▶ HOW TO COMPLETE THIS TASK
The records below must be reproduced exactly, excluding any pictures.

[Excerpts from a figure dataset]
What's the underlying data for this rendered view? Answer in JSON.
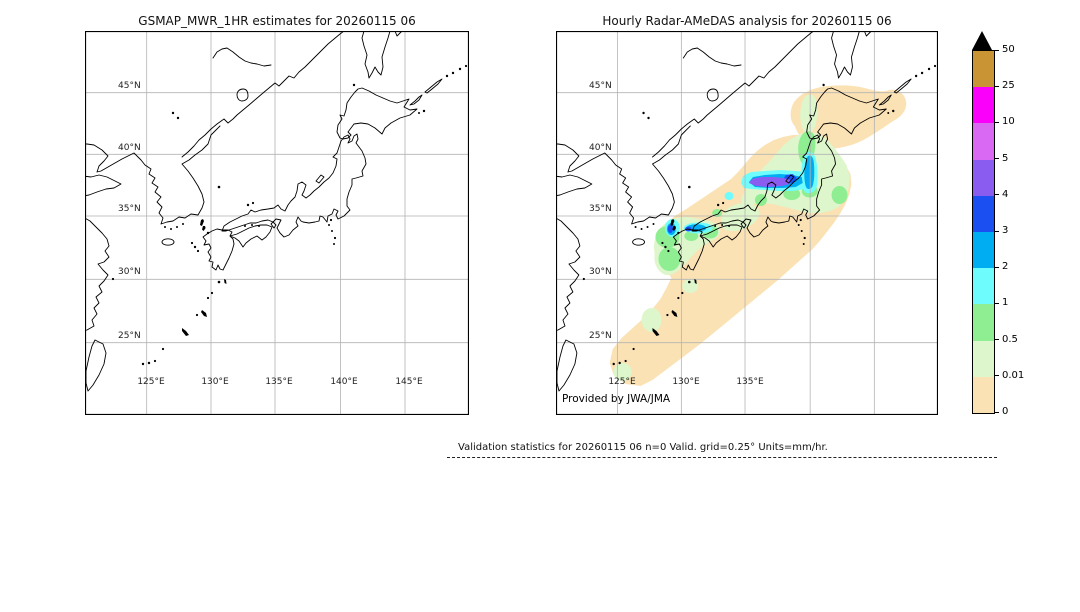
{
  "figure": {
    "left_map": {
      "title": "GSMAP_MWR_1HR estimates for 20260115 06",
      "lat_labels": [
        "45°N",
        "40°N",
        "35°N",
        "30°N",
        "25°N"
      ],
      "lon_labels": [
        "125°E",
        "130°E",
        "135°E",
        "140°E",
        "145°E"
      ]
    },
    "right_map": {
      "title": "Hourly Radar-AMeDAS analysis for 20260115 06",
      "lat_labels": [
        "45°N",
        "40°N",
        "35°N",
        "30°N",
        "25°N"
      ],
      "lon_labels": [
        "125°E",
        "130°E",
        "135°E"
      ],
      "credit": "Provided by JWA/JMA"
    },
    "colorbar": {
      "units": "mm/hr",
      "tick_labels": [
        "50",
        "25",
        "10",
        "5",
        "4",
        "3",
        "2",
        "1",
        "0.5",
        "0.01",
        "0"
      ],
      "overflow_color": "#000000",
      "segments_bottom_up": [
        {
          "range": "0-0.01",
          "color": "#fbe2b4"
        },
        {
          "range": "0.01-0.5",
          "color": "#ddf6cb"
        },
        {
          "range": "0.5-1",
          "color": "#8fed92"
        },
        {
          "range": "1-2",
          "color": "#6ffcfc"
        },
        {
          "range": "2-3",
          "color": "#00acf2"
        },
        {
          "range": "3-4",
          "color": "#1b4ff2"
        },
        {
          "range": "4-5",
          "color": "#8a5cf0"
        },
        {
          "range": "5-10",
          "color": "#d969f2"
        },
        {
          "range": "10-25",
          "color": "#fa00fa"
        },
        {
          "range": "25-50",
          "color": "#c89434"
        }
      ]
    },
    "footer": {
      "stats_text": "Validation statistics for 20260115 06  n=0 Valid. grid=0.25° Units=mm/hr."
    }
  },
  "palette": {
    "c0": "#fbe2b4",
    "c1": "#ddf6cb",
    "c2": "#8fed92",
    "c3": "#6ffcfc",
    "c4": "#00acf2",
    "c5": "#1b4ff2",
    "c6": "#8a5cf0",
    "grid": "#b3b3b3",
    "coast": "#000000"
  },
  "chart_data": [
    {
      "type": "heatmap",
      "subtype": "geographic precipitation map",
      "title": "GSMAP_MWR_1HR estimates for 20260115 06",
      "lon_range": [
        120,
        150
      ],
      "lat_range": [
        19,
        50.5
      ],
      "gridline_lons": [
        125,
        130,
        135,
        140,
        145
      ],
      "gridline_lats": [
        25,
        30,
        35,
        40,
        45
      ],
      "grid": true,
      "units": "mm/hr",
      "precipitation": "none plotted (empty map, coastlines only)"
    },
    {
      "type": "heatmap",
      "subtype": "geographic precipitation map",
      "title": "Hourly Radar-AMeDAS analysis for 20260115 06",
      "lon_range": [
        120,
        150
      ],
      "lat_range": [
        19,
        50.5
      ],
      "gridline_lons": [
        125,
        130,
        135,
        140,
        145
      ],
      "gridline_lats": [
        25,
        30,
        35,
        40,
        45
      ],
      "grid": true,
      "units": "mm/hr",
      "credit": "Provided by JWA/JMA",
      "precipitation": "wide 0-0.01 mm/hr band along entire Japanese archipelago from Okinawa (25N 126E) to Hokkaido (44N 144E); 0.01-1 mm/hr patches over western Kyushu, northwest Shikoku, Chugoku and Tohoku; 1-3 mm/hr cells near Tsushima/north Kyushu (34N 129-131E); strongest band 2-5 mm/hr (violet core 4-5, blue 3-4) over Sea of Japan coast of northern Honshu near 37.5-38.5N 137-140E with cyan strip 1-3 mm/hr along 140E up to 40N"
    },
    {
      "type": "colorbar",
      "orientation": "vertical",
      "units": "mm/hr",
      "levels": [
        0,
        0.01,
        0.5,
        1,
        2,
        3,
        4,
        5,
        10,
        25,
        50
      ],
      "colors_bottom_up": [
        "#fbe2b4",
        "#ddf6cb",
        "#8fed92",
        "#6ffcfc",
        "#00acf2",
        "#1b4ff2",
        "#8a5cf0",
        "#d969f2",
        "#fa00fa",
        "#c89434"
      ],
      "overflow": "black triangle above 50"
    }
  ]
}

▶ EXPECTED OUTPUT
What's the underlying data for this rendered view? Answer in JSON.
{
  "figure": {
    "left_map": {
      "title": "GSMAP_MWR_1HR estimates for 20260115 06",
      "lat_labels": [
        "45°N",
        "40°N",
        "35°N",
        "30°N",
        "25°N"
      ],
      "lon_labels": [
        "125°E",
        "130°E",
        "135°E",
        "140°E",
        "145°E"
      ]
    },
    "right_map": {
      "title": "Hourly Radar-AMeDAS analysis for 20260115 06",
      "lat_labels": [
        "45°N",
        "40°N",
        "35°N",
        "30°N",
        "25°N"
      ],
      "lon_labels": [
        "125°E",
        "130°E",
        "135°E"
      ],
      "credit": "Provided by JWA/JMA"
    },
    "colorbar": {
      "units": "mm/hr",
      "tick_labels": [
        "50",
        "25",
        "10",
        "5",
        "4",
        "3",
        "2",
        "1",
        "0.5",
        "0.01",
        "0"
      ],
      "overflow_color": "#000000",
      "segments_bottom_up": [
        {
          "range": "0-0.01",
          "color": "#fbe2b4"
        },
        {
          "range": "0.01-0.5",
          "color": "#ddf6cb"
        },
        {
          "range": "0.5-1",
          "color": "#8fed92"
        },
        {
          "range": "1-2",
          "color": "#6ffcfc"
        },
        {
          "range": "2-3",
          "color": "#00acf2"
        },
        {
          "range": "3-4",
          "color": "#1b4ff2"
        },
        {
          "range": "4-5",
          "color": "#8a5cf0"
        },
        {
          "range": "5-10",
          "color": "#d969f2"
        },
        {
          "range": "10-25",
          "color": "#fa00fa"
        },
        {
          "range": "25-50",
          "color": "#c89434"
        }
      ]
    },
    "footer": {
      "stats_text": "Validation statistics for 20260115 06  n=0 Valid. grid=0.25° Units=mm/hr."
    }
  },
  "palette": {
    "c0": "#fbe2b4",
    "c1": "#ddf6cb",
    "c2": "#8fed92",
    "c3": "#6ffcfc",
    "c4": "#00acf2",
    "c5": "#1b4ff2",
    "c6": "#8a5cf0",
    "grid": "#b3b3b3",
    "coast": "#000000"
  },
  "chart_data": [
    {
      "type": "heatmap",
      "subtype": "geographic precipitation map",
      "title": "GSMAP_MWR_1HR estimates for 20260115 06",
      "lon_range": [
        120,
        150
      ],
      "lat_range": [
        19,
        50.5
      ],
      "gridline_lons": [
        125,
        130,
        135,
        140,
        145
      ],
      "gridline_lats": [
        25,
        30,
        35,
        40,
        45
      ],
      "grid": true,
      "units": "mm/hr",
      "precipitation": "none plotted (empty map, coastlines only)"
    },
    {
      "type": "heatmap",
      "subtype": "geographic precipitation map",
      "title": "Hourly Radar-AMeDAS analysis for 20260115 06",
      "lon_range": [
        120,
        150
      ],
      "lat_range": [
        19,
        50.5
      ],
      "gridline_lons": [
        125,
        130,
        135,
        140,
        145
      ],
      "gridline_lats": [
        25,
        30,
        35,
        40,
        45
      ],
      "grid": true,
      "units": "mm/hr",
      "credit": "Provided by JWA/JMA",
      "precipitation": "wide 0-0.01 mm/hr band along entire Japanese archipelago from Okinawa (25N 126E) to Hokkaido (44N 144E); 0.01-1 mm/hr patches over western Kyushu, northwest Shikoku, Chugoku and Tohoku; 1-3 mm/hr cells near Tsushima/north Kyushu (34N 129-131E); strongest band 2-5 mm/hr (violet core 4-5, blue 3-4) over Sea of Japan coast of northern Honshu near 37.5-38.5N 137-140E with cyan strip 1-3 mm/hr along 140E up to 40N"
    },
    {
      "type": "colorbar",
      "orientation": "vertical",
      "units": "mm/hr",
      "levels": [
        0,
        0.01,
        0.5,
        1,
        2,
        3,
        4,
        5,
        10,
        25,
        50
      ],
      "colors_bottom_up": [
        "#fbe2b4",
        "#ddf6cb",
        "#8fed92",
        "#6ffcfc",
        "#00acf2",
        "#1b4ff2",
        "#8a5cf0",
        "#d969f2",
        "#fa00fa",
        "#c89434"
      ],
      "overflow": "black triangle above 50"
    }
  ]
}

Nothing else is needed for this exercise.